◆ Problem requirements ◆
Your answer should be a single number: the count of lines that include the word "title".

◆ Provided entries ◆
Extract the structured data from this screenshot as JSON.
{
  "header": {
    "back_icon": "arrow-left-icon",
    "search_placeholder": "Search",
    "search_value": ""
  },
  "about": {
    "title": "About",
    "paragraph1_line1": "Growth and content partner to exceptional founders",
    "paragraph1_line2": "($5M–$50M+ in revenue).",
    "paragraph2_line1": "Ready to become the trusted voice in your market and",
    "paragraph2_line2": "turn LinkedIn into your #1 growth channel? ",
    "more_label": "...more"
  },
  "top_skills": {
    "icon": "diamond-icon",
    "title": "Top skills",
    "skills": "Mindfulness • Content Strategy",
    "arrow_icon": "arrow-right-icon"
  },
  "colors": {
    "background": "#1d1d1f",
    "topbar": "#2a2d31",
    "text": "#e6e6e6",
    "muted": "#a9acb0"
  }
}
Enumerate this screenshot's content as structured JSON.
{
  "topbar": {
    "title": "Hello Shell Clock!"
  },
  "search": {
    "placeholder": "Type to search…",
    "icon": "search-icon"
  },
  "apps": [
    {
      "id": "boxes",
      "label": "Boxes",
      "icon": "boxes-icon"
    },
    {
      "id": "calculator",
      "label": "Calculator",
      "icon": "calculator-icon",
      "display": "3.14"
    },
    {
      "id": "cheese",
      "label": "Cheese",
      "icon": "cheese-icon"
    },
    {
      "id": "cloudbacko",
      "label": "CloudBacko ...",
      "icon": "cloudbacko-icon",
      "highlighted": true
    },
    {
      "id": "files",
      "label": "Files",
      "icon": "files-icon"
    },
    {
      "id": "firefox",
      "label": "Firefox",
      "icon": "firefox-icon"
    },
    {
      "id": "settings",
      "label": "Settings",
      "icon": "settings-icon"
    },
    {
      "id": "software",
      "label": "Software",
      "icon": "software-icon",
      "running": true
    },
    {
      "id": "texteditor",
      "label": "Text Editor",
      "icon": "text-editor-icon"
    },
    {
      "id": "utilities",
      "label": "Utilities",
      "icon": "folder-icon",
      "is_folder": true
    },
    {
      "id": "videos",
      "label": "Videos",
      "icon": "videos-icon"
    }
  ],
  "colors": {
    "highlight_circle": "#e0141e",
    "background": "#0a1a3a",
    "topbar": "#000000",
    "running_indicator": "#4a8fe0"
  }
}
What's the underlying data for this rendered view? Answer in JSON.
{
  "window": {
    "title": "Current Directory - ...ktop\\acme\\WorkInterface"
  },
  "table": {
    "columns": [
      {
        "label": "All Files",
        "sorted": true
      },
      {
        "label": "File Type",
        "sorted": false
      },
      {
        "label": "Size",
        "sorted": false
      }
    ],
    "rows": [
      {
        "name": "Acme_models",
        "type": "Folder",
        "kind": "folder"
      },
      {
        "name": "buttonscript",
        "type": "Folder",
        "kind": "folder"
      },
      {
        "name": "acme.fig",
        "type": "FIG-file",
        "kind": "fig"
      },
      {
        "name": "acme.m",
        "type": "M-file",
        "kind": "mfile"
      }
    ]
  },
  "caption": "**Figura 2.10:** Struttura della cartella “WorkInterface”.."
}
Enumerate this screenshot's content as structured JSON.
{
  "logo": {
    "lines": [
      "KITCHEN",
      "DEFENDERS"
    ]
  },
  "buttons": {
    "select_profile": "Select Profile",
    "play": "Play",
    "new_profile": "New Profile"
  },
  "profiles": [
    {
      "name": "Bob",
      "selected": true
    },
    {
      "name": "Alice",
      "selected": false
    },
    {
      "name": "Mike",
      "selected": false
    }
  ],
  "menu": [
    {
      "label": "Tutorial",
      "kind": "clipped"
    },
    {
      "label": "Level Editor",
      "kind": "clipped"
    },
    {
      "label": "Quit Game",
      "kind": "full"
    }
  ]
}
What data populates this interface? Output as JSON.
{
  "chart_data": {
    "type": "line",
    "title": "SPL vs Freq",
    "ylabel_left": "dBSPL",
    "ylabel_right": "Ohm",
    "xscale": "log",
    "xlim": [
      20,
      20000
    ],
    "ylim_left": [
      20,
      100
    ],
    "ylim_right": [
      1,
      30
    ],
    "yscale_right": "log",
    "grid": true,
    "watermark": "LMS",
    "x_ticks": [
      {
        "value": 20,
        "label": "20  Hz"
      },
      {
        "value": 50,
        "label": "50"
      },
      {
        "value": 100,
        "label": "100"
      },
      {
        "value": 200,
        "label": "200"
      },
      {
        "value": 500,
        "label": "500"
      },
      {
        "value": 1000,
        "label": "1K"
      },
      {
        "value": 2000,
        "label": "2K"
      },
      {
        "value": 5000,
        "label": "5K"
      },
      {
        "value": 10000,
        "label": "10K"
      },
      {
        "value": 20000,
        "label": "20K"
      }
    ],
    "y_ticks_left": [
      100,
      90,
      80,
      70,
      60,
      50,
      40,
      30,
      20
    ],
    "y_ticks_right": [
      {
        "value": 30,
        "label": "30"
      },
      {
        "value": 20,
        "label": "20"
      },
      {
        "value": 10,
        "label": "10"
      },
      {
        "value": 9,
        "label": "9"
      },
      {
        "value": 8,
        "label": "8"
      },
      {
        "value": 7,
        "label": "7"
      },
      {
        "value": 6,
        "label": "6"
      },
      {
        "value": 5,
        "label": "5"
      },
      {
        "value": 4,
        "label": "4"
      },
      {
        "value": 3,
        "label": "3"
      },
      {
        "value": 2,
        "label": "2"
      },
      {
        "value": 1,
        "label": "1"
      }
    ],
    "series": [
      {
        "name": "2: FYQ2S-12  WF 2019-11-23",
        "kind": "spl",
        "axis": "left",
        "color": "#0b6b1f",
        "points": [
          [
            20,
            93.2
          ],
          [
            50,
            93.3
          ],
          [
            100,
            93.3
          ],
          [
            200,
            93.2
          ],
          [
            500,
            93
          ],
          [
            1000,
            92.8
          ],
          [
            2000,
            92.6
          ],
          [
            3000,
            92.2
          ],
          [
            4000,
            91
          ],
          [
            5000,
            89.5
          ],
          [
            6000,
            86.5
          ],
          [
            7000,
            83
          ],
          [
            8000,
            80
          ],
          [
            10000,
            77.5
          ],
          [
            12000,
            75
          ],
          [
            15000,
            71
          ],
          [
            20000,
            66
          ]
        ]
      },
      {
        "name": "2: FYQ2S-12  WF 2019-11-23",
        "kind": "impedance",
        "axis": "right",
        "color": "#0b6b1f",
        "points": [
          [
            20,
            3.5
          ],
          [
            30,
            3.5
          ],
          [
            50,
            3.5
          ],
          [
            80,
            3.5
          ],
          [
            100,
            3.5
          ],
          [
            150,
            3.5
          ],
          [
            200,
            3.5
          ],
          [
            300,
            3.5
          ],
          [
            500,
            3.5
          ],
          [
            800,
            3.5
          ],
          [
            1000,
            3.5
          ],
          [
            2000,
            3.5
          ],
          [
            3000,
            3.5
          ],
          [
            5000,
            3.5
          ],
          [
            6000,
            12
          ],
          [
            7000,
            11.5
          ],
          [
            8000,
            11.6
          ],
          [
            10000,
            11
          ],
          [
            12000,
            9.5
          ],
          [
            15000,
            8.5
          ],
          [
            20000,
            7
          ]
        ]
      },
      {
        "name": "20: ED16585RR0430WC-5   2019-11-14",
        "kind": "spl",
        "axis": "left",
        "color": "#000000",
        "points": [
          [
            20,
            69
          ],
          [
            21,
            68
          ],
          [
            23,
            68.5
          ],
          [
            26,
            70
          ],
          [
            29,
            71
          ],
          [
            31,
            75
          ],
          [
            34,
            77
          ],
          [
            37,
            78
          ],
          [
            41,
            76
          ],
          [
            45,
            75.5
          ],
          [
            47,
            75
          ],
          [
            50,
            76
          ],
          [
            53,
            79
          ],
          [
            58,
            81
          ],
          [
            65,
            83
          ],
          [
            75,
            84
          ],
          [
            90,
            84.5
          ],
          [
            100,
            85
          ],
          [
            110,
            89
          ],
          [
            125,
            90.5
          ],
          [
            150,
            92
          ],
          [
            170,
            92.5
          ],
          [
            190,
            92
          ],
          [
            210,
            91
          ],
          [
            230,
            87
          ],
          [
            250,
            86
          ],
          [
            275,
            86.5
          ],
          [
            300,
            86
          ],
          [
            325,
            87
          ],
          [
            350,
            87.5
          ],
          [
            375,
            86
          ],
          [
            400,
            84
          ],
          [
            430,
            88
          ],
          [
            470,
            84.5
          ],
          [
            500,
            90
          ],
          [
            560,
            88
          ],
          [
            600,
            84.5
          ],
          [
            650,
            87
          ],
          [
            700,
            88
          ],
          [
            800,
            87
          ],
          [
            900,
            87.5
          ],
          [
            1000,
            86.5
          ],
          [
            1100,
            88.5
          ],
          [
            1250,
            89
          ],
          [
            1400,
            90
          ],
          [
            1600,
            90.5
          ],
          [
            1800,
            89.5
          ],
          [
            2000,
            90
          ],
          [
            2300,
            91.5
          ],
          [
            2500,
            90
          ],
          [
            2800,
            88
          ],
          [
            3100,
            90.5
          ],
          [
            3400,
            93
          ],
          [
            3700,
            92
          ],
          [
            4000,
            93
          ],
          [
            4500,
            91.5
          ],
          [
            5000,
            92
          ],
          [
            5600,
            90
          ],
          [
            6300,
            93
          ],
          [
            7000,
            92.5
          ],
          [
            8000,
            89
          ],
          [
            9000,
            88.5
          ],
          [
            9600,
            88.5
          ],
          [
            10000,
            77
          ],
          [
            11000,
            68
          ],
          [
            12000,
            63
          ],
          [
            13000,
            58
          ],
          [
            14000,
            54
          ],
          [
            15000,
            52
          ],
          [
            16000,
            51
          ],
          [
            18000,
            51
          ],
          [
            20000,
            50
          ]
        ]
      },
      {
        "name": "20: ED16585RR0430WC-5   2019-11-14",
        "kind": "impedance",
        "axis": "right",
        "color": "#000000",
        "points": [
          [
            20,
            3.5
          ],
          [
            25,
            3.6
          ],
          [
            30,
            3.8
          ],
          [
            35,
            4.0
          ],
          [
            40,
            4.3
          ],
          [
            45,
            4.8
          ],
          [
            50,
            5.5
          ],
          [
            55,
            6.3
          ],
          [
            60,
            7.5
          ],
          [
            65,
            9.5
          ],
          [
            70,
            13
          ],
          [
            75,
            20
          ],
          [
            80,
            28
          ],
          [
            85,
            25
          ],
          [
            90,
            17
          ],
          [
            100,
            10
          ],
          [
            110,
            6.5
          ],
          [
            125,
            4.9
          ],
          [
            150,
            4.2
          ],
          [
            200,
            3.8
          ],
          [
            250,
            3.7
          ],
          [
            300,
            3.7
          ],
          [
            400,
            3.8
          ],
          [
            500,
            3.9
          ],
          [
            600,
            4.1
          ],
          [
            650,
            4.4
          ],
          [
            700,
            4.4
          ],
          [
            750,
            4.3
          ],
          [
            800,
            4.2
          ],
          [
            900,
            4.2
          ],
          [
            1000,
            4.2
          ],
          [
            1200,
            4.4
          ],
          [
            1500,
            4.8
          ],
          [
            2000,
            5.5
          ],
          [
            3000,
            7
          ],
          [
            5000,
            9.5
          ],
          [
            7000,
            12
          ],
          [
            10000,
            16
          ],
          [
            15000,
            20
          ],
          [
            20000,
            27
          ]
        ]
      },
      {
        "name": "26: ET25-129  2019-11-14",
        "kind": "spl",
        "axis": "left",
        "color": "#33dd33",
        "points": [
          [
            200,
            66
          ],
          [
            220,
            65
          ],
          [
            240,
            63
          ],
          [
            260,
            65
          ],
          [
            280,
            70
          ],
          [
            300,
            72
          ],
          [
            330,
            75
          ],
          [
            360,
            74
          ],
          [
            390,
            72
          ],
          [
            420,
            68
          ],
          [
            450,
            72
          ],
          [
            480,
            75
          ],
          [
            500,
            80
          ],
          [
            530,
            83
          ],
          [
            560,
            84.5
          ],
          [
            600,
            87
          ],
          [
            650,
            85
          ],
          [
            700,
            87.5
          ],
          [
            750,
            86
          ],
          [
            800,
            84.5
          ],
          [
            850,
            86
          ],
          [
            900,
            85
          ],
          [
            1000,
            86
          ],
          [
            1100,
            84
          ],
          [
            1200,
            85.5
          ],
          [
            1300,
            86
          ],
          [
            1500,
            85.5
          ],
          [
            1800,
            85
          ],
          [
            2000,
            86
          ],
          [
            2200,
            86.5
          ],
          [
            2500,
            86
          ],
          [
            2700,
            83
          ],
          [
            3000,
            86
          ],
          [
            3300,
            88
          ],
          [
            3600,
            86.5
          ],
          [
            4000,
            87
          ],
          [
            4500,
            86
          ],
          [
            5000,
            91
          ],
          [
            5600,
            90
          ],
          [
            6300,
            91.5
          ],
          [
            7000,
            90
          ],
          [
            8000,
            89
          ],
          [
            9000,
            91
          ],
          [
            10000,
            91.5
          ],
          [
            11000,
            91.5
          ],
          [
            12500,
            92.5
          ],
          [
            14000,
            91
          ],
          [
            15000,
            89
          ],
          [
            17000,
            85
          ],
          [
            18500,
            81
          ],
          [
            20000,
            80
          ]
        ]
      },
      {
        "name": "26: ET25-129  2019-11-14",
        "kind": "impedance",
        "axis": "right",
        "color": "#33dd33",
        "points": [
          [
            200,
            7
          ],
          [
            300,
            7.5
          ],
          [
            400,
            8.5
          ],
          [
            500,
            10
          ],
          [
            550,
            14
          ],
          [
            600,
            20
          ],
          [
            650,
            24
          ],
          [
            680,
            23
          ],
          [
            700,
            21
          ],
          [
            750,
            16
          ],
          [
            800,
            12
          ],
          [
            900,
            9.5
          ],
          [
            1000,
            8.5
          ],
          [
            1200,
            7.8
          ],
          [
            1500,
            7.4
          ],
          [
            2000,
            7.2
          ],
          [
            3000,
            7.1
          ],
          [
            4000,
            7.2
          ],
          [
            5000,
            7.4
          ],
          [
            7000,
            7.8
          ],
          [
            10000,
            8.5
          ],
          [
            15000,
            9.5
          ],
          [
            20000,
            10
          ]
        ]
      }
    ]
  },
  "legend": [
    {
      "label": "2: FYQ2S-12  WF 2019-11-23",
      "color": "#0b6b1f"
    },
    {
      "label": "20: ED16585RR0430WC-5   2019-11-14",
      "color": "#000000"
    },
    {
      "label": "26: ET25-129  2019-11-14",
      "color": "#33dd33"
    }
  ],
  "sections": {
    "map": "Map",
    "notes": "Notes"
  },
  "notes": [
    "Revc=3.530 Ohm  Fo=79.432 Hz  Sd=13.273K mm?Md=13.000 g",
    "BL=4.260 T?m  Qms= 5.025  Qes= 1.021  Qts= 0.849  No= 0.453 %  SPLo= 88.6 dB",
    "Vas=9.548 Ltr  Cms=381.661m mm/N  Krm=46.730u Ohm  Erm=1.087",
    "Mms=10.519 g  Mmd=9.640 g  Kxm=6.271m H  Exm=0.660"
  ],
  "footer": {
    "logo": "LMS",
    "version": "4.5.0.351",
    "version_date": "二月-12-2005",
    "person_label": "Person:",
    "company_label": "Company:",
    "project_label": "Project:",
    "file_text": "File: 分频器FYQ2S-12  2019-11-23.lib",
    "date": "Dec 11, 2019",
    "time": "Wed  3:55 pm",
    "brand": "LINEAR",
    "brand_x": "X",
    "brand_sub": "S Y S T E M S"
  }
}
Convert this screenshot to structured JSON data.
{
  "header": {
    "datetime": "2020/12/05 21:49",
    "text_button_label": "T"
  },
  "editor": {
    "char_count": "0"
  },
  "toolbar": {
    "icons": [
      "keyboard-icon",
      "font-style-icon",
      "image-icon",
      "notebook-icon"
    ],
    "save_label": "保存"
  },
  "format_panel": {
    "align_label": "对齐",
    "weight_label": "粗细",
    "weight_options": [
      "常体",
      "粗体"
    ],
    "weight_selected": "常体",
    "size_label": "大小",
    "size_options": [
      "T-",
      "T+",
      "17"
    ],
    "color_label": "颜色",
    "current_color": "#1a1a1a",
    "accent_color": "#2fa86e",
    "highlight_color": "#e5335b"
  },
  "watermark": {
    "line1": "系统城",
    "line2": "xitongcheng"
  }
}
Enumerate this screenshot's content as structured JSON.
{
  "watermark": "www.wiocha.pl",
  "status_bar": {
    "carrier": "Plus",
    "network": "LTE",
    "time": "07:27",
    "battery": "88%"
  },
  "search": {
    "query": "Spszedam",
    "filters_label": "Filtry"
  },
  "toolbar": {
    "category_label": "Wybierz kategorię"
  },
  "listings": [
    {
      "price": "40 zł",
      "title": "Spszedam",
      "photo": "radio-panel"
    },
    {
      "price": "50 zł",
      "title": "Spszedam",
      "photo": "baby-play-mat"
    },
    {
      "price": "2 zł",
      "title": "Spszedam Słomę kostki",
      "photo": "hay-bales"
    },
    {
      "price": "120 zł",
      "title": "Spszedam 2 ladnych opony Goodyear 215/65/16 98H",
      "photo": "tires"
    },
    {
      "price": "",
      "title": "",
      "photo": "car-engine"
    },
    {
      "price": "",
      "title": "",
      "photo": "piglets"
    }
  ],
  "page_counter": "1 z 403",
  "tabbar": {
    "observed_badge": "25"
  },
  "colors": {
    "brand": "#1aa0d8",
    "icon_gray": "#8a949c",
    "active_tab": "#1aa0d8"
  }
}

◆ Correct response ◆
11